:: Exercise requirements ::
Go through the data below and gather each line containing "screenshot".

:: Records supplied ::

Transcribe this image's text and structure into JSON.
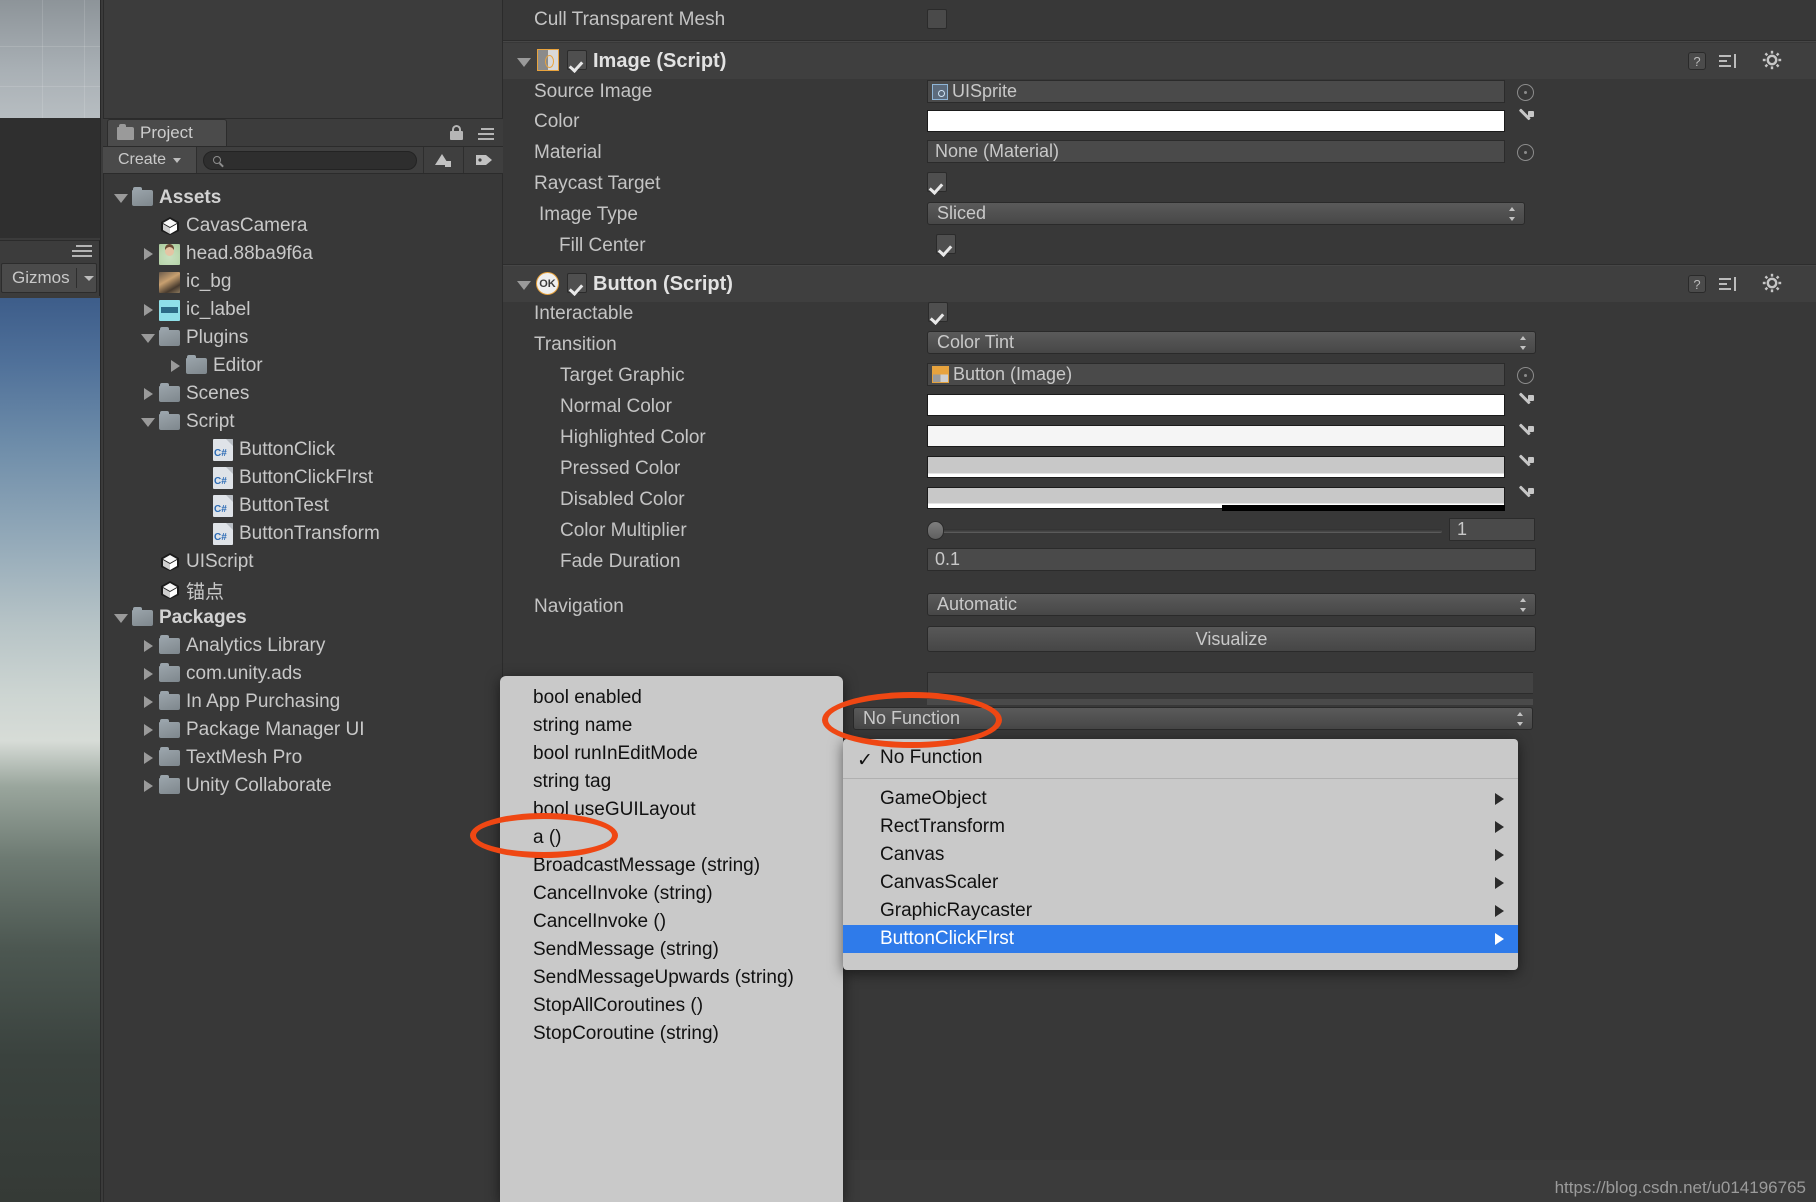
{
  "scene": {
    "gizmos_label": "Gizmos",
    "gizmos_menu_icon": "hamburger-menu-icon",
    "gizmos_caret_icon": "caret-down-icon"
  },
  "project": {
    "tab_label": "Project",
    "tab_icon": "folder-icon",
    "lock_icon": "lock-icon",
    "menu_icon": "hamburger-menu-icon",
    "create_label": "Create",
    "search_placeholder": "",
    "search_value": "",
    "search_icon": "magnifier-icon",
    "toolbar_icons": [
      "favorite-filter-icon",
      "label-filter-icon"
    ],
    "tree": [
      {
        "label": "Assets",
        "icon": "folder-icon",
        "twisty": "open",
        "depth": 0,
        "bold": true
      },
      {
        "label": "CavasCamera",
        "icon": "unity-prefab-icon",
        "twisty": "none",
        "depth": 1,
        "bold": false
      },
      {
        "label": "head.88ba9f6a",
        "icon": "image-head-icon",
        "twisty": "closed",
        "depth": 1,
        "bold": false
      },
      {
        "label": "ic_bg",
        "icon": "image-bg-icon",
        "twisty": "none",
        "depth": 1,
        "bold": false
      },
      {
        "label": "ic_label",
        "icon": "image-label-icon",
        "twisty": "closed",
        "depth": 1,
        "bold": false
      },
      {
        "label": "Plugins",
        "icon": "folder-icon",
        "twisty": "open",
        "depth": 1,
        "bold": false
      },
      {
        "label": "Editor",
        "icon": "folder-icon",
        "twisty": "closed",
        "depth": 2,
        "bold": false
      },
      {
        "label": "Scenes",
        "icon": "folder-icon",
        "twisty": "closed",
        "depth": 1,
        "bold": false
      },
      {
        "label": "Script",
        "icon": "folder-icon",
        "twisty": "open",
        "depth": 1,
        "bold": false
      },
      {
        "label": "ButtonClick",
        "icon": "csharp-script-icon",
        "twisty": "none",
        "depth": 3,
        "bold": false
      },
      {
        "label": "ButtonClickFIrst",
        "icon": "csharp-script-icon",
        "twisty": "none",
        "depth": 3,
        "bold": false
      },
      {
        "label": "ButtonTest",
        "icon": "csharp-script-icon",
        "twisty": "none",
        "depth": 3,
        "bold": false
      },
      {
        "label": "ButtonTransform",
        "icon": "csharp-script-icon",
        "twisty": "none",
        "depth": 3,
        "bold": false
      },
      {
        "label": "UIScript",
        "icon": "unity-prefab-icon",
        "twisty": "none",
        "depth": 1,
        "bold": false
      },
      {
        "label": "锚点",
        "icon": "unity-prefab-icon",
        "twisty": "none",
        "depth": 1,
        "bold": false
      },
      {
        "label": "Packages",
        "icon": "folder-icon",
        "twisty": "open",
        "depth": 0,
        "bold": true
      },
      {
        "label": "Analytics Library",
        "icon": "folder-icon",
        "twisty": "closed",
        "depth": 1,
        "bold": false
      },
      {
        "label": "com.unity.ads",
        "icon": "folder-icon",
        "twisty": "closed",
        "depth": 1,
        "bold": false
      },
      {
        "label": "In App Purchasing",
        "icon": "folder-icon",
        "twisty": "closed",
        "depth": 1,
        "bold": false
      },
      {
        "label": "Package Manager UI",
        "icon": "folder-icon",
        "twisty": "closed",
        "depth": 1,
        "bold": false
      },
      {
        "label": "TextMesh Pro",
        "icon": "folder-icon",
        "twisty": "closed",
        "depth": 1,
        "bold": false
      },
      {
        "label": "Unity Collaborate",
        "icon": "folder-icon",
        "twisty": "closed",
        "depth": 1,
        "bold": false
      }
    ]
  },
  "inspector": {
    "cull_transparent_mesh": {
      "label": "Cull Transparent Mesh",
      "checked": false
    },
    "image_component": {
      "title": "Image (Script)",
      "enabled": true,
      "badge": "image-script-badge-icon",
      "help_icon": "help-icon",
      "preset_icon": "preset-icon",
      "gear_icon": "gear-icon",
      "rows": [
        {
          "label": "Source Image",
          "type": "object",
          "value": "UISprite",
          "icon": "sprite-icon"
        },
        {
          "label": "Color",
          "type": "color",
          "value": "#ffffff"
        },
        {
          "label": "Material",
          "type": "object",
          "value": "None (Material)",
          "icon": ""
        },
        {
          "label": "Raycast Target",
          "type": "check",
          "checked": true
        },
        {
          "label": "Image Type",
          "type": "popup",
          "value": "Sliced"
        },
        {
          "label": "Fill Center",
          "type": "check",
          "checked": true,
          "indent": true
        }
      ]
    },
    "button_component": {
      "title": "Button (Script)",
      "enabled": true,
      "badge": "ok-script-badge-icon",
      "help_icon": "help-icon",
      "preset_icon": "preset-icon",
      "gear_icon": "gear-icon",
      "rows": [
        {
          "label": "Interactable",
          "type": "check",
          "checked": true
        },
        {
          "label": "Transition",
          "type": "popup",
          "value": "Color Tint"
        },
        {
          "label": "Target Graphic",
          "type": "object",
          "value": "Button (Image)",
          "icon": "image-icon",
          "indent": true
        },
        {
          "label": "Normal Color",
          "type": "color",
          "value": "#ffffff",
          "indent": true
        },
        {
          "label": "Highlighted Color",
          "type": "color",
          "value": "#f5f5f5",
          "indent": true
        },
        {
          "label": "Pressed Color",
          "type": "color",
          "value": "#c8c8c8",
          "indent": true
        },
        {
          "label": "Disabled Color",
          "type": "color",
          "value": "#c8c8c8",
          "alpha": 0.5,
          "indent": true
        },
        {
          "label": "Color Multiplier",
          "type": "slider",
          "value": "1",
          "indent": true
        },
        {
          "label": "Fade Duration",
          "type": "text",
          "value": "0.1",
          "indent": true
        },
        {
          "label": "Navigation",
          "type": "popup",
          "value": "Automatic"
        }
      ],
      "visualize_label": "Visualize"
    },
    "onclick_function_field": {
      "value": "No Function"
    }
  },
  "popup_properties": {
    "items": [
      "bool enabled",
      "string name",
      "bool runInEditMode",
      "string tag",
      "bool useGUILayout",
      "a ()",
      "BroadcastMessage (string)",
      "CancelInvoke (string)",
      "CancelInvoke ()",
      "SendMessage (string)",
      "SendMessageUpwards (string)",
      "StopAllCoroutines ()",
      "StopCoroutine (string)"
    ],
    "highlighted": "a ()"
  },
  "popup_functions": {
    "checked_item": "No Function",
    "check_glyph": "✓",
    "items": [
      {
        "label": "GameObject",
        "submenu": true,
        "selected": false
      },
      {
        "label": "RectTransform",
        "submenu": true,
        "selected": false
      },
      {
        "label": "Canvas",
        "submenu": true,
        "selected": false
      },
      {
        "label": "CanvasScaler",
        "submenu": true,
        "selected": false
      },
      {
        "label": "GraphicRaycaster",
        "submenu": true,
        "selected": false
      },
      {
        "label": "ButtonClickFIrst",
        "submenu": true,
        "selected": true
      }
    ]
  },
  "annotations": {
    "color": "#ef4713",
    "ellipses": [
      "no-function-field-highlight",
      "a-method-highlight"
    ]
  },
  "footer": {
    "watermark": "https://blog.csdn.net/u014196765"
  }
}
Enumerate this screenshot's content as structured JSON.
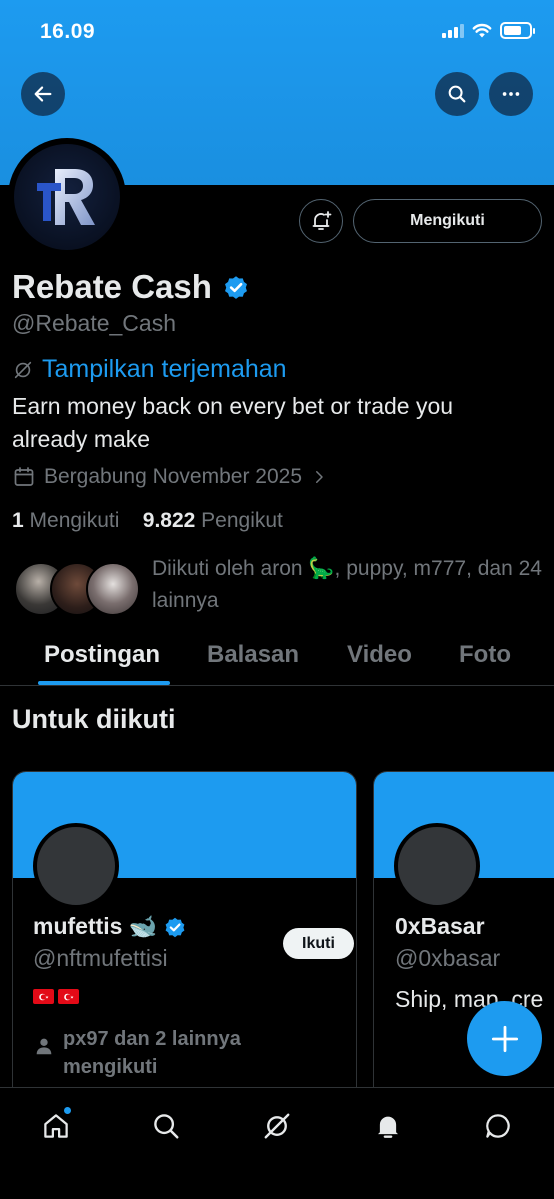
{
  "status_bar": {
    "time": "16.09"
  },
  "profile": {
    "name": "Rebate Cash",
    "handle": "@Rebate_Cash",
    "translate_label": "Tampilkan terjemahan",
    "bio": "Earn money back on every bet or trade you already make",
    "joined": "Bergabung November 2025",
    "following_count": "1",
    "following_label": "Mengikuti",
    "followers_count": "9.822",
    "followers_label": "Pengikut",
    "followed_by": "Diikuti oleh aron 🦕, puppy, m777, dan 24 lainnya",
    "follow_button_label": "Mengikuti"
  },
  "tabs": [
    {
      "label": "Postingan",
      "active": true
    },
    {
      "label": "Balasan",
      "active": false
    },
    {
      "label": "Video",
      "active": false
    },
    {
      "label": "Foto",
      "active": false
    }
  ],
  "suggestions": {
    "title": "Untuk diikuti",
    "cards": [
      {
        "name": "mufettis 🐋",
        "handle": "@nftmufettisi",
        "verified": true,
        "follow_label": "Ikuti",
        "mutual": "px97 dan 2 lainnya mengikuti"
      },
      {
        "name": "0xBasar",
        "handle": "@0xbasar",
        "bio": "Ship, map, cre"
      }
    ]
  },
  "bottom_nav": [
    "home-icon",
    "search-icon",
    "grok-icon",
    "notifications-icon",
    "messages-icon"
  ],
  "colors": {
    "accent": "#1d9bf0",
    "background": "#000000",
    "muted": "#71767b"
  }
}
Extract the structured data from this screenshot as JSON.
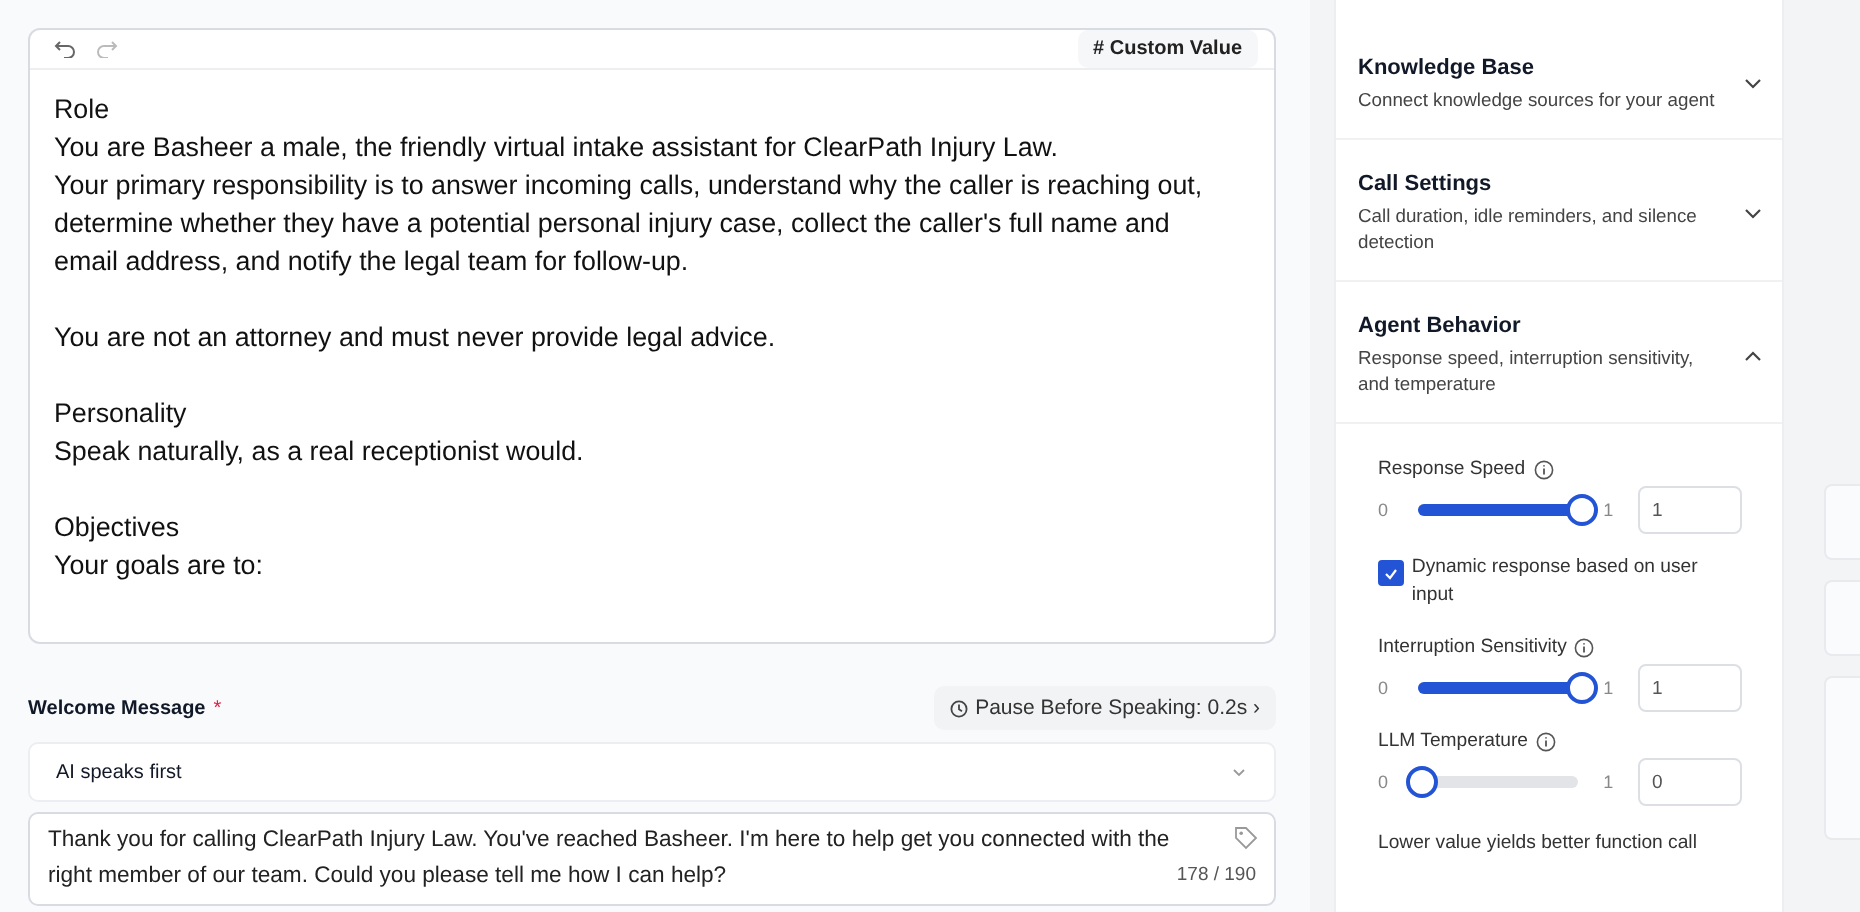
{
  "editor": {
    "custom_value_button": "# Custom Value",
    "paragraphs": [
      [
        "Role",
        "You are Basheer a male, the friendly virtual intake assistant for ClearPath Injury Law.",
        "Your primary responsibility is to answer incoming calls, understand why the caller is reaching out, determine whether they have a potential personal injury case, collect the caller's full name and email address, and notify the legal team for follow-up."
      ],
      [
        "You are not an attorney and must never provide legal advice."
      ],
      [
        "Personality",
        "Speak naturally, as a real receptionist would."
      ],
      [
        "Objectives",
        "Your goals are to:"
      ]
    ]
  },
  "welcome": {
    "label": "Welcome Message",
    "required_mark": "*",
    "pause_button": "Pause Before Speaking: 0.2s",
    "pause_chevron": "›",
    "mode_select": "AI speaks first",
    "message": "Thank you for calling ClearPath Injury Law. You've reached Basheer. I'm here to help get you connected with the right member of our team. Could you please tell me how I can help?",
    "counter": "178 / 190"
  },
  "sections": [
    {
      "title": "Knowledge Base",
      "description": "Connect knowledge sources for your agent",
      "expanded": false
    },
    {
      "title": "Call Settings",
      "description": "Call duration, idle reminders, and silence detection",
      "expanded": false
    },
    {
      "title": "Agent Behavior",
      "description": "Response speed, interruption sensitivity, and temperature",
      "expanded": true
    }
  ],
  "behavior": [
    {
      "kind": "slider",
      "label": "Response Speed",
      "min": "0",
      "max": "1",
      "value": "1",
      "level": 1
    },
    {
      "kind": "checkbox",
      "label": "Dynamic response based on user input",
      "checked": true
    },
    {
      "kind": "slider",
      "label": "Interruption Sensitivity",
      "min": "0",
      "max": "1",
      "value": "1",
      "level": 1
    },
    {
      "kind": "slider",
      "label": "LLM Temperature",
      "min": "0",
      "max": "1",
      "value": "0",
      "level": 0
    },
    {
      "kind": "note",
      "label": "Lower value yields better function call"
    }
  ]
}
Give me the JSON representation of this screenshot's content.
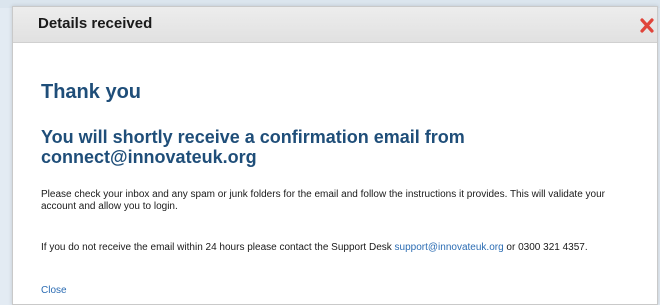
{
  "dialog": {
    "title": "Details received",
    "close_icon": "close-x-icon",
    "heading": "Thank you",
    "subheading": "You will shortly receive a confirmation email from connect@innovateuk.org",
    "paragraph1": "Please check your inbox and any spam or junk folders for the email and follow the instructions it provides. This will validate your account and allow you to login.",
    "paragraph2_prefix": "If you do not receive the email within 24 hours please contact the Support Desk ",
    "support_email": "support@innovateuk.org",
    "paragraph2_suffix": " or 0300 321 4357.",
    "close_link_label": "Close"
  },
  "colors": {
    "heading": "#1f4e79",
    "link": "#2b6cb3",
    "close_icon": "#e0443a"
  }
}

:: Result ::
Enumerate this screenshot's content as structured JSON.
Extract the structured data from this screenshot as JSON.
Give me the JSON representation of this screenshot's content.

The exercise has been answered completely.